Short problem:
Reproduce the following material line for line, with no changes.
--- Begin Listed entries ---
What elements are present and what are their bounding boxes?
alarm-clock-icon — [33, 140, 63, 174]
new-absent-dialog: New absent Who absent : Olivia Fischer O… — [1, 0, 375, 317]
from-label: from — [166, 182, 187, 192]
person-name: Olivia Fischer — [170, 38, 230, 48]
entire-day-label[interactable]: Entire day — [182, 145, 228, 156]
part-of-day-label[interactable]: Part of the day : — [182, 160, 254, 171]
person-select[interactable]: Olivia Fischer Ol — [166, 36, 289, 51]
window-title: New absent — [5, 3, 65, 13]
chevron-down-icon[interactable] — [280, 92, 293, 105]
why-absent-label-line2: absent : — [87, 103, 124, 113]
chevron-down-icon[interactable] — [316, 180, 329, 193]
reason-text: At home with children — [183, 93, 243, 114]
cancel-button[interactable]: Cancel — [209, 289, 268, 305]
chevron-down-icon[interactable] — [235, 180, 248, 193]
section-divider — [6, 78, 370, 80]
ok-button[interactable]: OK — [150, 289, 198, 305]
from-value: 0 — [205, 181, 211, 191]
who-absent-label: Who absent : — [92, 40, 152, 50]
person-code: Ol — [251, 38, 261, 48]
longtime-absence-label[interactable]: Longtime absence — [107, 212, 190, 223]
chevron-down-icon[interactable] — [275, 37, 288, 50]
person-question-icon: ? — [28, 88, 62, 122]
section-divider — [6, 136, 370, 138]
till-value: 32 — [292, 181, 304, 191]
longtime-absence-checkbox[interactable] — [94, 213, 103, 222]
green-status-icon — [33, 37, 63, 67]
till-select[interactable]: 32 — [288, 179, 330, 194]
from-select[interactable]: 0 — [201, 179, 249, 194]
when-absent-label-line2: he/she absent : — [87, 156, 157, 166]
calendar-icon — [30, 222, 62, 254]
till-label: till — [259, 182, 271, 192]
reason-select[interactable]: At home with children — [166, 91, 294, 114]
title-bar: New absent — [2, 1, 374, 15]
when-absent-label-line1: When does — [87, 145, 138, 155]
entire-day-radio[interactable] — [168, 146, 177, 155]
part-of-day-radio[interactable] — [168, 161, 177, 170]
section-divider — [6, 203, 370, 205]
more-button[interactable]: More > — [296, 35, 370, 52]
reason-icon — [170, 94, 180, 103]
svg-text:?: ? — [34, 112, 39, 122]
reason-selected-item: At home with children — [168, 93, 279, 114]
--- End Listed entries ---
Solution to the exercise:
What elements are present and what are their bounding boxes?
alarm-clock-icon — [33, 140, 63, 174]
new-absent-dialog: New absent Who absent : Olivia Fischer O… — [1, 0, 375, 317]
from-label: from — [166, 182, 187, 192]
person-name: Olivia Fischer — [170, 38, 230, 48]
entire-day-label[interactable]: Entire day — [182, 145, 228, 156]
part-of-day-label[interactable]: Part of the day : — [182, 160, 254, 171]
person-select[interactable]: Olivia Fischer Ol — [166, 36, 289, 51]
window-title: New absent — [5, 3, 65, 13]
chevron-down-icon[interactable] — [280, 92, 293, 105]
why-absent-label-line2: absent : — [87, 103, 124, 113]
chevron-down-icon[interactable] — [316, 180, 329, 193]
reason-text: At home with children — [183, 93, 243, 114]
cancel-button[interactable]: Cancel — [209, 289, 268, 305]
chevron-down-icon[interactable] — [235, 180, 248, 193]
section-divider — [6, 78, 370, 80]
ok-button[interactable]: OK — [150, 289, 198, 305]
from-value: 0 — [205, 181, 211, 191]
who-absent-label: Who absent : — [92, 40, 152, 50]
person-code: Ol — [251, 38, 261, 48]
longtime-absence-label[interactable]: Longtime absence — [107, 212, 190, 223]
chevron-down-icon[interactable] — [275, 37, 288, 50]
person-question-icon: ? — [28, 88, 62, 122]
section-divider — [6, 136, 370, 138]
till-value: 32 — [292, 181, 304, 191]
longtime-absence-checkbox[interactable] — [94, 213, 103, 222]
green-status-icon — [33, 37, 63, 67]
till-select[interactable]: 32 — [288, 179, 330, 194]
from-select[interactable]: 0 — [201, 179, 249, 194]
when-absent-label-line2: he/she absent : — [87, 156, 157, 166]
calendar-icon — [30, 222, 62, 254]
till-label: till — [259, 182, 271, 192]
reason-select[interactable]: At home with children — [166, 91, 294, 114]
title-bar: New absent — [2, 1, 374, 15]
when-absent-label-line1: When does — [87, 145, 138, 155]
entire-day-radio[interactable] — [168, 146, 177, 155]
part-of-day-radio[interactable] — [168, 161, 177, 170]
section-divider — [6, 203, 370, 205]
more-button[interactable]: More > — [296, 35, 370, 52]
reason-icon — [170, 94, 180, 103]
svg-text:?: ? — [34, 112, 39, 122]
reason-selected-item: At home with children — [168, 93, 279, 114]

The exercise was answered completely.